TASK TO CARRY OUT
The entries that follow must be written out exactly, without any of the pictures they contain.

(Dataset items)
++++++++

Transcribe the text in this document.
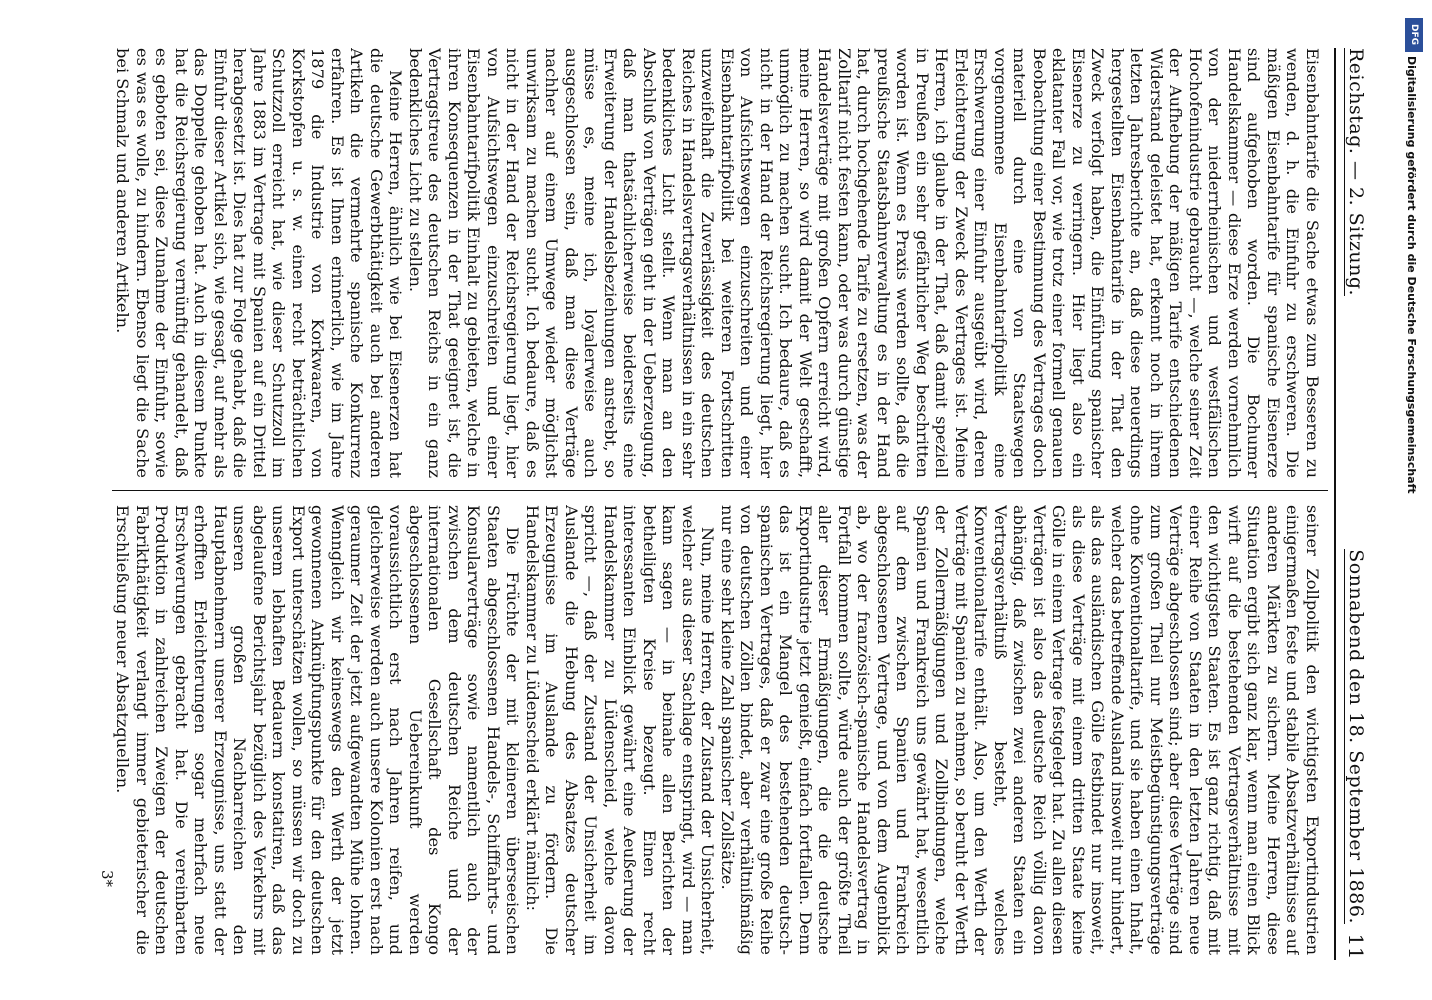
Reichstag. — 2. Sitzung.
Sonnabend den 18. September 1886.
11

Eisenbahntarife die Sache etwas zum Besseren zu wenden, d. h. die Einfuhr zu erschweren. Die mäßigen Eisenbahntarife für spanische Eisenerze sind aufgehoben worden. Die Bochumer Handelskammer — diese Erze werden vornehmlich von der niederrheinischen und westfälischen Hochofenindustrie gebraucht —, welche seiner Zeit der Aufhebung der mäßigen Tarife entschiedenen Widerstand geleistet hat, erkennt noch in ihrem letzten Jahresberichte an, daß diese neuerdings hergestellten Eisenbahntarife in der That den Zweck verfolgt haben, die Einführung spanischer Eisenerze zu verringern. Hier liegt also ein eklatanter Fall vor, wie trotz einer formell genauen Beobachtung einer Bestimmung des Vertrages doch materiell durch eine von Staatswegen vorgenommene Eisenbahntarifpolitik eine Erschwerung einer Einfuhr ausgeübt wird, deren Erleichterung der Zweck des Vertrages ist. Meine Herren, ich glaube in der That, daß damit speziell in Preußen ein sehr gefährlicher Weg beschritten worden ist. Wenn es Praxis werden sollte, daß die preußische Staatsbahnverwaltung es in der Hand hat, durch hochgehende Tarife zu ersetzen, was der Zolltarif nicht festen kann, oder was durch günstige Handelsverträge mit großen Opfern erreicht wird, meine Herren, so wird damit der Welt geschafft, unmöglich zu machen sucht. Ich bedaure, daß es nicht in der Hand der Reichsregierung liegt, hier von Aufsichtswegen einzuschreiten und einer Eisenbahntarifpolitik bei weiteren Fortschritten unzweifelhaft die Zuverlässigkeit des deutschen Reiches in Handelsvertragsverhältnissen in ein sehr bedenkliches Licht stellt. Wenn man an den Abschluß von Verträgen geht in der Ueberzeugung, daß man thatsächlicherweise beiderseits eine Erweiterung der Handelsbeziehungen anstrebt, so müsse es, meine ich, loyalerweise auch ausgeschlossen sein, daß man diese Verträge nachher auf einem Umwege wieder möglichst unwirksam zu machen sucht. Ich bedaure, daß es nicht in der Hand der Reichsregierung liegt, hier von Aufsichtswegen einzuschreiten und einer Eisenbahntarifpolitik Einhalt zu gebieten, welche in ihren Konsequenzen in der That geeignet ist, die Vertragstreue des deutschen Reichs in ein ganz bedenkliches Licht zu stellen.

Meine Herren, ähnlich wie bei Eisenerzen hat die deutsche Gewerbthätigkeit auch bei anderen Artikeln die vermehrte spanische Konkurrenz erfahren. Es ist Ihnen erinnerlich, wie im Jahre 1879 die Industrie von Korkwaaren, von Korkstopfen u. s. w. einen recht beträchtlichen Schutzzoll erreicht hat, wie dieser Schutzzoll im Jahre 1883 im Vertrage mit Spanien auf ein Drittel herabgesetzt ist. Dies hat zur Folge gehabt, daß die Einfuhr dieser Artikel sich, wie gesagt, auf mehr als das Doppelte gehoben hat. Auch in diesem Punkte hat die Reichsregierung vernünftig gehandelt, daß es geboten sei, diese Zunahme der Einfuhr, sowie es was es wolle, zu hindern. Ebenso liegt die Sache bei Schmalz und anderen Artikeln.

seiner Zollpolitik den wichtigsten Exportindustrien einigermaßen feste und stabile Absatzverhältnisse auf anderen Märkten zu sichern. Meine Herren, diese Situation ergibt sich ganz klar, wenn man einen Blick wirft auf die bestehenden Vertragsverhältnisse mit den wichtigsten Staaten. Es ist ganz richtig, daß mit einer Reihe von Staaten in den letzten Jahren neue Verträge abgeschlossen sind; aber diese Verträge sind zum großen Theil nur Meistbegünstigungsverträge ohne Konventionaltarife, und sie haben einen Inhalt, welcher das betreffende Ausland insoweit nur hindert, als das ausländischen Gölle festbindet nur insoweit, als diese Verträge mit einem dritten Staate keine Gölle in einem Vertrage festgelegt hat. Zu allen diesen Verträgen ist also das deutsche Reich völlig davon abhängig, daß zwischen zwei anderen Staaten ein Vertragsverhältniß besteht, welches Konventionaltarife enthält. Also, um den Werth der Verträge mit Spanien zu nehmen, so beruht der Werth der Zollermäßigungen und Zollbindungen, welche Spanien und Frankreich uns gewährt hat, wesentlich auf dem zwischen Spanien und Frankreich abgeschlossenen Vertrage, und von dem Augenblick ab, wo der französisch-spanische Handelsvertrag in Fortfall kommen sollte, würde auch der größte Theil aller dieser Ermäßigungen, die die deutsche Exportindustrie jetzt genießt, einfach fortfallen. Denn das ist ein Mangel des bestehenden deutsch-spanischen Vertrages, daß er zwar eine große Reihe von deutschen Zöllen bindet, aber verhältnißmäßig nur eine sehr kleine Zahl spanischer Zollsätze.

Nun, meine Herren, der Zustand der Unsicherheit, welcher aus dieser Sachlage entspringt, wird — man kann sagen — in beinahe allen Berichten der betheiligten Kreise bezeugt. Einen recht interessanten Einblick gewährt eine Aeußerung der Handelskammer zu Lüdenscheid, welche davon spricht —, daß der Zustand der Unsicherheit im Auslande die Hebung des Absatzes deutscher Erzeugnisse im Auslande zu fördern. Die Handelskammer zu Lüdenscheid erklärt nämlich:

Die Früchte der mit kleineren überseeischen Staaten abgeschlossenen Handels-, Schifffahrts- und Konsularverträge sowie namentlich auch der zwischen dem deutschen Reiche und der internationalen Gesellschaft des Kongo abgeschlossenen Uebereinkunft werden voraussichtlich erst nach Jahren reifen, und gleicherweise werden auch unsere Kolonien erst nach geraumer Zeit der jetzt aufgewandten Mühe lohnen. Wenngleich wir keineswegs den Werth der jetzt gewonnenen Anknüpfungspunkte für den deutschen Export unterschätzen wollen, so müssen wir doch zu unserem lebhaften Bedauern konstatiren, daß das abgelaufene Berichtsjahr bezüglich des Verkehrs mit unseren großen Nachbarreichen den Hauptabnehmern unserer Erzeugnisse, uns statt der erhofften Erleichterungen sogar mehrfach neue Erschwerungen gebracht hat. Die vereinbarten Produktion in zahlreichen Zweigen der deutschen Fabrikthätigkeit verlangt immer gebieterischer die Erschließung neuer Absatzquellen.

3*
DFG
Digitalisierung gefördert durch die Deutsche Forschungsgemeinschaft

++++++++

ANSWER TO THIS TASK
Transcribe the text in this document.
Reichstag. — 2. Sitzung.
Sonnabend den 18. September 1886.
11

Eisenbahntarife die Sache etwas zum Besseren zu wenden, d. h. die Einfuhr zu erschweren. Die mäßigen Eisenbahntarife für spanische Eisenerze sind aufgehoben worden. Die Bochumer Handelskammer — diese Erze werden vornehmlich von der niederrheinischen und westfälischen Hochofenindustrie gebraucht —, welche seiner Zeit der Aufhebung der mäßigen Tarife entschiedenen Widerstand geleistet hat, erkennt noch in ihrem letzten Jahresberichte an, daß diese neuerdings hergestellten Eisenbahntarife in der That den Zweck verfolgt haben, die Einführung spanischer Eisenerze zu verringern. Hier liegt also ein eklatanter Fall vor, wie trotz einer formell genauen Beobachtung einer Bestimmung des Vertrages doch materiell durch eine von Staatswegen vorgenommene Eisenbahntarifpolitik eine Erschwerung einer Einfuhr ausgeübt wird, deren Erleichterung der Zweck des Vertrages ist. Meine Herren, ich glaube in der That, daß damit speziell in Preußen ein sehr gefährlicher Weg beschritten worden ist. Wenn es Praxis werden sollte, daß die preußische Staatsbahnverwaltung es in der Hand hat, durch hochgehende Tarife zu ersetzen, was der Zolltarif nicht festen kann, oder was durch günstige Handelsverträge mit großen Opfern erreicht wird, meine Herren, so wird damit der Welt geschafft, unmöglich zu machen sucht. Ich bedaure, daß es nicht in der Hand der Reichsregierung liegt, hier von Aufsichtswegen einzuschreiten und einer Eisenbahntarifpolitik bei weiteren Fortschritten unzweifelhaft die Zuverlässigkeit des deutschen Reiches in Handelsvertragsverhältnissen in ein sehr bedenkliches Licht stellt. Wenn man an den Abschluß von Verträgen geht in der Ueberzeugung, daß man thatsächlicherweise beiderseits eine Erweiterung der Handelsbeziehungen anstrebt, so müsse es, meine ich, loyalerweise auch ausgeschlossen sein, daß man diese Verträge nachher auf einem Umwege wieder möglichst unwirksam zu machen sucht. Ich bedaure, daß es nicht in der Hand der Reichsregierung liegt, hier von Aufsichtswegen einzuschreiten und einer Eisenbahntarifpolitik Einhalt zu gebieten, welche in ihren Konsequenzen in der That geeignet ist, die Vertragstreue des deutschen Reichs in ein ganz bedenkliches Licht zu stellen.

Meine Herren, ähnlich wie bei Eisenerzen hat die deutsche Gewerbthätigkeit auch bei anderen Artikeln die vermehrte spanische Konkurrenz erfahren. Es ist Ihnen erinnerlich, wie im Jahre 1879 die Industrie von Korkwaaren, von Korkstopfen u. s. w. einen recht beträchtlichen Schutzzoll erreicht hat, wie dieser Schutzzoll im Jahre 1883 im Vertrage mit Spanien auf ein Drittel herabgesetzt ist. Dies hat zur Folge gehabt, daß die Einfuhr dieser Artikel sich, wie gesagt, auf mehr als das Doppelte gehoben hat. Auch in diesem Punkte hat die Reichsregierung vernünftig gehandelt, daß es geboten sei, diese Zunahme der Einfuhr, sowie es was es wolle, zu hindern. Ebenso liegt die Sache bei Schmalz und anderen Artikeln.

seiner Zollpolitik den wichtigsten Exportindustrien einigermaßen feste und stabile Absatzverhältnisse auf anderen Märkten zu sichern. Meine Herren, diese Situation ergibt sich ganz klar, wenn man einen Blick wirft auf die bestehenden Vertragsverhältnisse mit den wichtigsten Staaten. Es ist ganz richtig, daß mit einer Reihe von Staaten in den letzten Jahren neue Verträge abgeschlossen sind; aber diese Verträge sind zum großen Theil nur Meistbegünstigungsverträge ohne Konventionaltarife, und sie haben einen Inhalt, welcher das betreffende Ausland insoweit nur hindert, als das ausländischen Gölle festbindet nur insoweit, als diese Verträge mit einem dritten Staate keine Gölle in einem Vertrage festgelegt hat. Zu allen diesen Verträgen ist also das deutsche Reich völlig davon abhängig, daß zwischen zwei anderen Staaten ein Vertragsverhältniß besteht, welches Konventionaltarife enthält. Also, um den Werth der Verträge mit Spanien zu nehmen, so beruht der Werth der Zollermäßigungen und Zollbindungen, welche Spanien und Frankreich uns gewährt hat, wesentlich auf dem zwischen Spanien und Frankreich abgeschlossenen Vertrage, und von dem Augenblick ab, wo der französisch-spanische Handelsvertrag in Fortfall kommen sollte, würde auch der größte Theil aller dieser Ermäßigungen, die die deutsche Exportindustrie jetzt genießt, einfach fortfallen. Denn das ist ein Mangel des bestehenden deutsch-spanischen Vertrages, daß er zwar eine große Reihe von deutschen Zöllen bindet, aber verhältnißmäßig nur eine sehr kleine Zahl spanischer Zollsätze.

Nun, meine Herren, der Zustand der Unsicherheit, welcher aus dieser Sachlage entspringt, wird — man kann sagen — in beinahe allen Berichten der betheiligten Kreise bezeugt. Einen recht interessanten Einblick gewährt eine Aeußerung der Handelskammer zu Lüdenscheid, welche davon spricht —, daß der Zustand der Unsicherheit im Auslande die Hebung des Absatzes deutscher Erzeugnisse im Auslande zu fördern. Die Handelskammer zu Lüdenscheid erklärt nämlich:

Die Früchte der mit kleineren überseeischen Staaten abgeschlossenen Handels-, Schifffahrts- und Konsularverträge sowie namentlich auch der zwischen dem deutschen Reiche und der internationalen Gesellschaft des Kongo abgeschlossenen Uebereinkunft werden voraussichtlich erst nach Jahren reifen, und gleicherweise werden auch unsere Kolonien erst nach geraumer Zeit der jetzt aufgewandten Mühe lohnen. Wenngleich wir keineswegs den Werth der jetzt gewonnenen Anknüpfungspunkte für den deutschen Export unterschätzen wollen, so müssen wir doch zu unserem lebhaften Bedauern konstatiren, daß das abgelaufene Berichtsjahr bezüglich des Verkehrs mit unseren großen Nachbarreichen den Hauptabnehmern unserer Erzeugnisse, uns statt der erhofften Erleichterungen sogar mehrfach neue Erschwerungen gebracht hat. Die vereinbarten Produktion in zahlreichen Zweigen der deutschen Fabrikthätigkeit verlangt immer gebieterischer die Erschließung neuer Absatzquellen.

3*
DFG
Digitalisierung gefördert durch die Deutsche Forschungsgemeinschaft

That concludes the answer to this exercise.